Set problem:
Reproduce the listing below character for character; drop every image.
** Start of Data **
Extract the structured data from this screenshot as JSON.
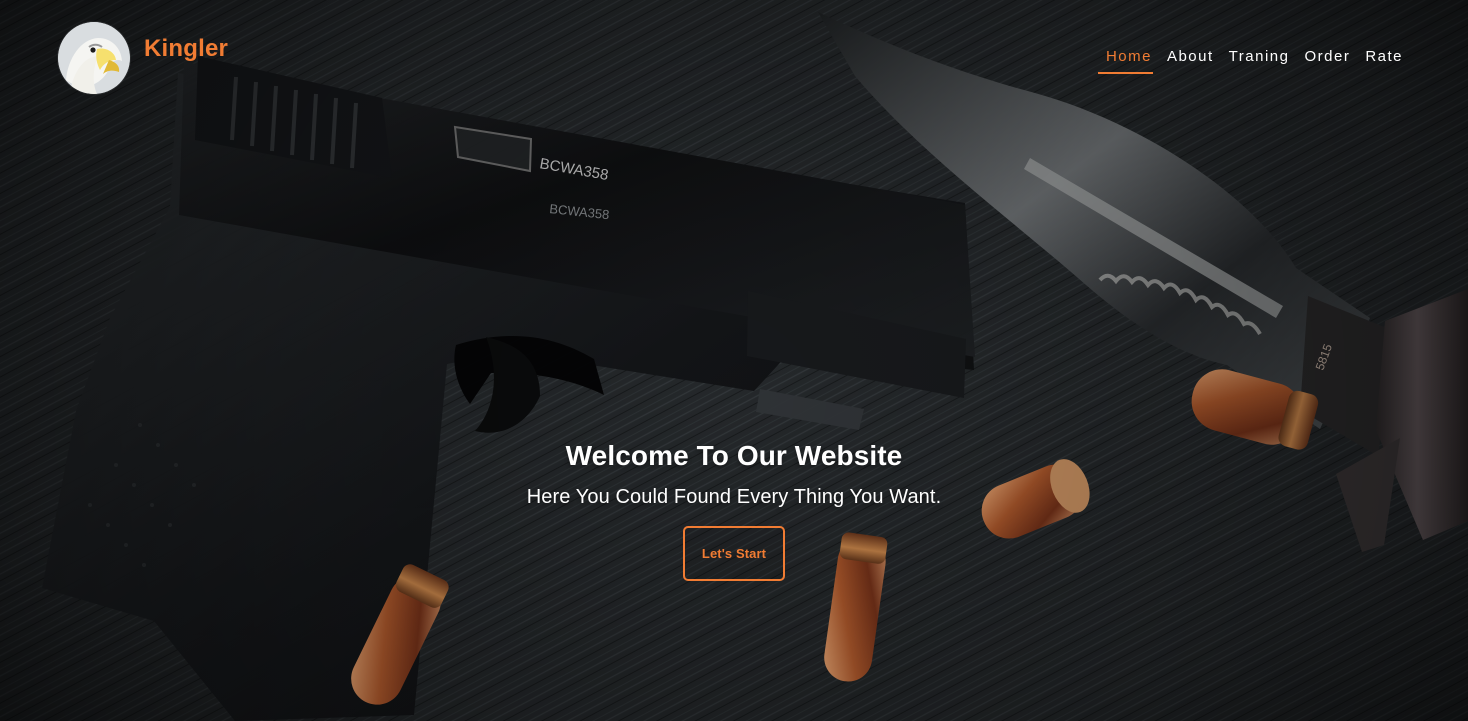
{
  "brand": {
    "name": "Kingler",
    "logo_icon": "eagle-icon",
    "color": "#f17c33"
  },
  "nav": {
    "items": [
      {
        "label": "Home",
        "active": true
      },
      {
        "label": "About",
        "active": false
      },
      {
        "label": "Traning",
        "active": false
      },
      {
        "label": "Order",
        "active": false
      },
      {
        "label": "Rate",
        "active": false
      }
    ],
    "active_color": "#f17c33"
  },
  "hero": {
    "title": "Welcome To Our Website",
    "subtitle": "Here You Could Found Every Thing You Want.",
    "button_label": "Let's Start",
    "background_theme": "dark fabric product scene",
    "pistol_marking": "BCWA358",
    "knife_marking": "5815"
  },
  "colors": {
    "accent": "#f17c33",
    "text": "#ffffff",
    "background": "#1f2225"
  }
}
** End of Data **
Solution below:
Extract the structured data from this screenshot as JSON.
{
  "brand": {
    "name": "Kingler",
    "logo_icon": "eagle-icon",
    "color": "#f17c33"
  },
  "nav": {
    "items": [
      {
        "label": "Home",
        "active": true
      },
      {
        "label": "About",
        "active": false
      },
      {
        "label": "Traning",
        "active": false
      },
      {
        "label": "Order",
        "active": false
      },
      {
        "label": "Rate",
        "active": false
      }
    ],
    "active_color": "#f17c33"
  },
  "hero": {
    "title": "Welcome To Our Website",
    "subtitle": "Here You Could Found Every Thing You Want.",
    "button_label": "Let's Start",
    "background_theme": "dark fabric product scene",
    "pistol_marking": "BCWA358",
    "knife_marking": "5815"
  },
  "colors": {
    "accent": "#f17c33",
    "text": "#ffffff",
    "background": "#1f2225"
  }
}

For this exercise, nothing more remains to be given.